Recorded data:
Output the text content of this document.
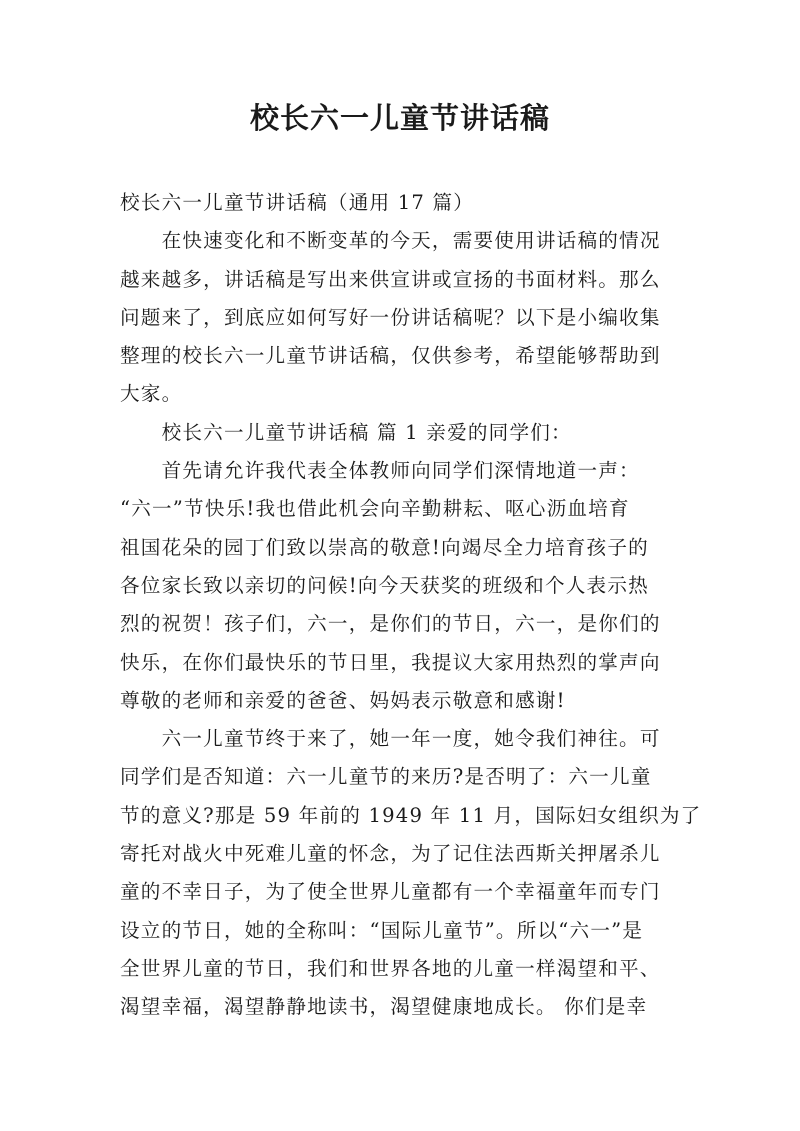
校长六一儿童节讲话稿
校长六一儿童节讲话稿（通用 17 篇）
　　在快速变化和不断变革的今天，需要使用讲话稿的情况
越来越多，讲话稿是写出来供宣讲或宣扬的书面材料。那么
问题来了，到底应如何写好一份讲话稿呢？以下是小编收集
整理的校长六一儿童节讲话稿，仅供参考，希望能够帮助到
大家。
　　校长六一儿童节讲话稿 篇 1 亲爱的同学们：
　　首先请允许我代表全体教师向同学们深情地道一声：
“六一”节快乐!我也借此机会向辛勤耕耘、呕心沥血培育
祖国花朵的园丁们致以崇高的敬意!向竭尽全力培育孩子的
各位家长致以亲切的问候!向今天获奖的班级和个人表示热
烈的祝贺！孩子们，六一，是你们的节日，六一，是你们的
快乐，在你们最快乐的节日里，我提议大家用热烈的掌声向
尊敬的老师和亲爱的爸爸、妈妈表示敬意和感谢!
　　六一儿童节终于来了，她一年一度，她令我们神往。可
同学们是否知道：六一儿童节的来历?是否明了：六一儿童
节的意义?那是 59 年前的 1949 年 11 月，国际妇女组织为了
寄托对战火中死难儿童的怀念，为了记住法西斯关押屠杀儿
童的不幸日子，为了使全世界儿童都有一个幸福童年而专门
设立的节日，她的全称叫：“国际儿童节”。所以“六一”是
全世界儿童的节日，我们和世界各地的儿童一样渴望和平、
渴望幸福，渴望静静地读书，渴望健康地成长。 你们是幸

• [What is asked]: Write out the listing above again, exactly, but with no pictures in the copy.

• [Solution]:
Output the text content of this document.
校长六一儿童节讲话稿
校长六一儿童节讲话稿（通用 17 篇）
　　在快速变化和不断变革的今天，需要使用讲话稿的情况
越来越多，讲话稿是写出来供宣讲或宣扬的书面材料。那么
问题来了，到底应如何写好一份讲话稿呢？以下是小编收集
整理的校长六一儿童节讲话稿，仅供参考，希望能够帮助到
大家。
　　校长六一儿童节讲话稿 篇 1 亲爱的同学们：
　　首先请允许我代表全体教师向同学们深情地道一声：
“六一”节快乐!我也借此机会向辛勤耕耘、呕心沥血培育
祖国花朵的园丁们致以崇高的敬意!向竭尽全力培育孩子的
各位家长致以亲切的问候!向今天获奖的班级和个人表示热
烈的祝贺！孩子们，六一，是你们的节日，六一，是你们的
快乐，在你们最快乐的节日里，我提议大家用热烈的掌声向
尊敬的老师和亲爱的爸爸、妈妈表示敬意和感谢!
　　六一儿童节终于来了，她一年一度，她令我们神往。可
同学们是否知道：六一儿童节的来历?是否明了：六一儿童
节的意义?那是 59 年前的 1949 年 11 月，国际妇女组织为了
寄托对战火中死难儿童的怀念，为了记住法西斯关押屠杀儿
童的不幸日子，为了使全世界儿童都有一个幸福童年而专门
设立的节日，她的全称叫：“国际儿童节”。所以“六一”是
全世界儿童的节日，我们和世界各地的儿童一样渴望和平、
渴望幸福，渴望静静地读书，渴望健康地成长。 你们是幸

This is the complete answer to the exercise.